** JOB **
Return the listing below word for word.

[begin RECORDS FOR THIS EXERCISE]

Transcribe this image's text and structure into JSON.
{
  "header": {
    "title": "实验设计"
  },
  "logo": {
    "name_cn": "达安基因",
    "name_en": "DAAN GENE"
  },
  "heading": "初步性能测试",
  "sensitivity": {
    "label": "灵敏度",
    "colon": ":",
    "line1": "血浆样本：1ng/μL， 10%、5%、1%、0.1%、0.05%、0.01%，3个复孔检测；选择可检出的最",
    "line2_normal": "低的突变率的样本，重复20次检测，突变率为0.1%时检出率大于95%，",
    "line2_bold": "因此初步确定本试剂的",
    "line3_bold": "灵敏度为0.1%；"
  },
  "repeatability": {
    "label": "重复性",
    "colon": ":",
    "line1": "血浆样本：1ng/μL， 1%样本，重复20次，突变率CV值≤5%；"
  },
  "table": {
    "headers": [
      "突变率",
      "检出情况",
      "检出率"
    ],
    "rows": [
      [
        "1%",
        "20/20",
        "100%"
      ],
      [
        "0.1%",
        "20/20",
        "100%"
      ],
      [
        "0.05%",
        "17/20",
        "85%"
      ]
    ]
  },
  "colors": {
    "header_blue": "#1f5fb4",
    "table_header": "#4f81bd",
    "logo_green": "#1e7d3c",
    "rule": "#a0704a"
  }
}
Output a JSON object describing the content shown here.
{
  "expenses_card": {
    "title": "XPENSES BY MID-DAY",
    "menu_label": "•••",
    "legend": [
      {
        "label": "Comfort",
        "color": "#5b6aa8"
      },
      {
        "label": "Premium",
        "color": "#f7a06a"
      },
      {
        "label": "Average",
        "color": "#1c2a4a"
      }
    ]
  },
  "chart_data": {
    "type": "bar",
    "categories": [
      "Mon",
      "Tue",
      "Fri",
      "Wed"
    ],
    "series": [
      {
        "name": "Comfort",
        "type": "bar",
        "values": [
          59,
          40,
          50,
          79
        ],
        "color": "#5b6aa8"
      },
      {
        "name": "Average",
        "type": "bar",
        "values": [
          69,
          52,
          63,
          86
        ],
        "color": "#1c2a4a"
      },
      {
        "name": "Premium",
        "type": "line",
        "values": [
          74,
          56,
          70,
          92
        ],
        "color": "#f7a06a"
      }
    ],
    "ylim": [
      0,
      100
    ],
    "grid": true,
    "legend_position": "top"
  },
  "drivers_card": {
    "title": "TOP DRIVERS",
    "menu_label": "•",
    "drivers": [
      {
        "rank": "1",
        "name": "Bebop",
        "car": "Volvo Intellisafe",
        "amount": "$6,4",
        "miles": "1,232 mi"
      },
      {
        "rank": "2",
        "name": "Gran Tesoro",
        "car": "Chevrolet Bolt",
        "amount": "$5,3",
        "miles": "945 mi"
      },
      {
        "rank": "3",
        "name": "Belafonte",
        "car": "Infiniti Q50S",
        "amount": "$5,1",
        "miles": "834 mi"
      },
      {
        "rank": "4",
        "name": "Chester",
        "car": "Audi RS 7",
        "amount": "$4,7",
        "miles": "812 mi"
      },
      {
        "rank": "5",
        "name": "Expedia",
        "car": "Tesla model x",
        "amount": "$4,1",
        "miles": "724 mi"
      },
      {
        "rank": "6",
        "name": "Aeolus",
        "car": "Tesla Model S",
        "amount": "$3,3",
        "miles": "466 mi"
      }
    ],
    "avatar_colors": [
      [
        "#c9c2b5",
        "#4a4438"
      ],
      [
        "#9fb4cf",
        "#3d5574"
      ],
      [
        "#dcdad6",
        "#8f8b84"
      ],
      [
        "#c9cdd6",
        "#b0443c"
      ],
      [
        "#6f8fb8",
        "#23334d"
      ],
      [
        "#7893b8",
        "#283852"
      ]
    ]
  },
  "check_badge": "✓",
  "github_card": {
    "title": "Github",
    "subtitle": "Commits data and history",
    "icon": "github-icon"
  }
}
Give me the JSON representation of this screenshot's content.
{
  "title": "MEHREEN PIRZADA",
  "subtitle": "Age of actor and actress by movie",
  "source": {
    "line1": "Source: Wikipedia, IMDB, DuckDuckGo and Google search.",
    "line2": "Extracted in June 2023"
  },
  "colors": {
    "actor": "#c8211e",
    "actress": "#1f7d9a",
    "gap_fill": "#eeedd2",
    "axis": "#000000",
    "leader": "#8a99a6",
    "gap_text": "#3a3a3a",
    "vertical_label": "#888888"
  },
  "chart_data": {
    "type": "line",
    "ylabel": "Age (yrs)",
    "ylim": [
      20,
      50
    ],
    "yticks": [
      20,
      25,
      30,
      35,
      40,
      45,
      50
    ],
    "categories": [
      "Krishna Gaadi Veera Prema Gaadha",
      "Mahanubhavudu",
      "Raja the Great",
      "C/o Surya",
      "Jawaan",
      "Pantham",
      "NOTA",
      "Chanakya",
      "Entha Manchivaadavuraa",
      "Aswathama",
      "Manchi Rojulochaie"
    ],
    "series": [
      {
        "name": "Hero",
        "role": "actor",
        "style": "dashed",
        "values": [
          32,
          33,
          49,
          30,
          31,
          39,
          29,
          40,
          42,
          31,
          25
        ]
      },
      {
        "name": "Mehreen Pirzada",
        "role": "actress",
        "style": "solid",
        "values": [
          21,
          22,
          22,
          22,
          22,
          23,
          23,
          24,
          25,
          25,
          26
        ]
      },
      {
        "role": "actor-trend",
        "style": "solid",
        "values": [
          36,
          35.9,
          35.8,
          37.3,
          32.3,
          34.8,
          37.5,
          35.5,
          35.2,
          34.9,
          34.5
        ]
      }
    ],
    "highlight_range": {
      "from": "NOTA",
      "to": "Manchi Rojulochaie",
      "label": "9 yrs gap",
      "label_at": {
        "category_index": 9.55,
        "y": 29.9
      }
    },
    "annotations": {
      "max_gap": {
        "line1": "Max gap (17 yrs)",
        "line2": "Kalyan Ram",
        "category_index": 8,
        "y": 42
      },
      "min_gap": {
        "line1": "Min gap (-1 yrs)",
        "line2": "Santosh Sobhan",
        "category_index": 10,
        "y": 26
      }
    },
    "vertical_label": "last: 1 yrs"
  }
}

[end RECORDS FOR THIS EXERCISE]

** TASK OUTPUT **
Transcribe this image's text and structure into JSON.
{
  "header": {
    "title": "实验设计"
  },
  "logo": {
    "name_cn": "达安基因",
    "name_en": "DAAN GENE"
  },
  "heading": "初步性能测试",
  "sensitivity": {
    "label": "灵敏度",
    "colon": ":",
    "line1": "血浆样本：1ng/μL， 10%、5%、1%、0.1%、0.05%、0.01%，3个复孔检测；选择可检出的最",
    "line2_normal": "低的突变率的样本，重复20次检测，突变率为0.1%时检出率大于95%，",
    "line2_bold": "因此初步确定本试剂的",
    "line3_bold": "灵敏度为0.1%；"
  },
  "repeatability": {
    "label": "重复性",
    "colon": ":",
    "line1": "血浆样本：1ng/μL， 1%样本，重复20次，突变率CV值≤5%；"
  },
  "table": {
    "headers": [
      "突变率",
      "检出情况",
      "检出率"
    ],
    "rows": [
      [
        "1%",
        "20/20",
        "100%"
      ],
      [
        "0.1%",
        "20/20",
        "100%"
      ],
      [
        "0.05%",
        "17/20",
        "85%"
      ]
    ]
  },
  "colors": {
    "header_blue": "#1f5fb4",
    "table_header": "#4f81bd",
    "logo_green": "#1e7d3c",
    "rule": "#a0704a"
  }
}
Output a JSON object describing the content shown here.
{
  "expenses_card": {
    "title": "XPENSES BY MID-DAY",
    "menu_label": "•••",
    "legend": [
      {
        "label": "Comfort",
        "color": "#5b6aa8"
      },
      {
        "label": "Premium",
        "color": "#f7a06a"
      },
      {
        "label": "Average",
        "color": "#1c2a4a"
      }
    ]
  },
  "chart_data": {
    "type": "bar",
    "categories": [
      "Mon",
      "Tue",
      "Fri",
      "Wed"
    ],
    "series": [
      {
        "name": "Comfort",
        "type": "bar",
        "values": [
          59,
          40,
          50,
          79
        ],
        "color": "#5b6aa8"
      },
      {
        "name": "Average",
        "type": "bar",
        "values": [
          69,
          52,
          63,
          86
        ],
        "color": "#1c2a4a"
      },
      {
        "name": "Premium",
        "type": "line",
        "values": [
          74,
          56,
          70,
          92
        ],
        "color": "#f7a06a"
      }
    ],
    "ylim": [
      0,
      100
    ],
    "grid": true,
    "legend_position": "top"
  },
  "drivers_card": {
    "title": "TOP DRIVERS",
    "menu_label": "•",
    "drivers": [
      {
        "rank": "1",
        "name": "Bebop",
        "car": "Volvo Intellisafe",
        "amount": "$6,4",
        "miles": "1,232 mi"
      },
      {
        "rank": "2",
        "name": "Gran Tesoro",
        "car": "Chevrolet Bolt",
        "amount": "$5,3",
        "miles": "945 mi"
      },
      {
        "rank": "3",
        "name": "Belafonte",
        "car": "Infiniti Q50S",
        "amount": "$5,1",
        "miles": "834 mi"
      },
      {
        "rank": "4",
        "name": "Chester",
        "car": "Audi RS 7",
        "amount": "$4,7",
        "miles": "812 mi"
      },
      {
        "rank": "5",
        "name": "Expedia",
        "car": "Tesla model x",
        "amount": "$4,1",
        "miles": "724 mi"
      },
      {
        "rank": "6",
        "name": "Aeolus",
        "car": "Tesla Model S",
        "amount": "$3,3",
        "miles": "466 mi"
      }
    ],
    "avatar_colors": [
      [
        "#c9c2b5",
        "#4a4438"
      ],
      [
        "#9fb4cf",
        "#3d5574"
      ],
      [
        "#dcdad6",
        "#8f8b84"
      ],
      [
        "#c9cdd6",
        "#b0443c"
      ],
      [
        "#6f8fb8",
        "#23334d"
      ],
      [
        "#7893b8",
        "#283852"
      ]
    ]
  },
  "check_badge": "✓",
  "github_card": {
    "title": "Github",
    "subtitle": "Commits data and history",
    "icon": "github-icon"
  }
}
Give me the JSON representation of this screenshot's content.
{
  "title": "MEHREEN PIRZADA",
  "subtitle": "Age of actor and actress by movie",
  "source": {
    "line1": "Source: Wikipedia, IMDB, DuckDuckGo and Google search.",
    "line2": "Extracted in June 2023"
  },
  "colors": {
    "actor": "#c8211e",
    "actress": "#1f7d9a",
    "gap_fill": "#eeedd2",
    "axis": "#000000",
    "leader": "#8a99a6",
    "gap_text": "#3a3a3a",
    "vertical_label": "#888888"
  },
  "chart_data": {
    "type": "line",
    "ylabel": "Age (yrs)",
    "ylim": [
      20,
      50
    ],
    "yticks": [
      20,
      25,
      30,
      35,
      40,
      45,
      50
    ],
    "categories": [
      "Krishna Gaadi Veera Prema Gaadha",
      "Mahanubhavudu",
      "Raja the Great",
      "C/o Surya",
      "Jawaan",
      "Pantham",
      "NOTA",
      "Chanakya",
      "Entha Manchivaadavuraa",
      "Aswathama",
      "Manchi Rojulochaie"
    ],
    "series": [
      {
        "name": "Hero",
        "role": "actor",
        "style": "dashed",
        "values": [
          32,
          33,
          49,
          30,
          31,
          39,
          29,
          40,
          42,
          31,
          25
        ]
      },
      {
        "name": "Mehreen Pirzada",
        "role": "actress",
        "style": "solid",
        "values": [
          21,
          22,
          22,
          22,
          22,
          23,
          23,
          24,
          25,
          25,
          26
        ]
      },
      {
        "role": "actor-trend",
        "style": "solid",
        "values": [
          36,
          35.9,
          35.8,
          37.3,
          32.3,
          34.8,
          37.5,
          35.5,
          35.2,
          34.9,
          34.5
        ]
      }
    ],
    "highlight_range": {
      "from": "NOTA",
      "to": "Manchi Rojulochaie",
      "label": "9 yrs gap",
      "label_at": {
        "category_index": 9.55,
        "y": 29.9
      }
    },
    "annotations": {
      "max_gap": {
        "line1": "Max gap (17 yrs)",
        "line2": "Kalyan Ram",
        "category_index": 8,
        "y": 42
      },
      "min_gap": {
        "line1": "Min gap (-1 yrs)",
        "line2": "Santosh Sobhan",
        "category_index": 10,
        "y": 26
      }
    },
    "vertical_label": "last: 1 yrs"
  }
}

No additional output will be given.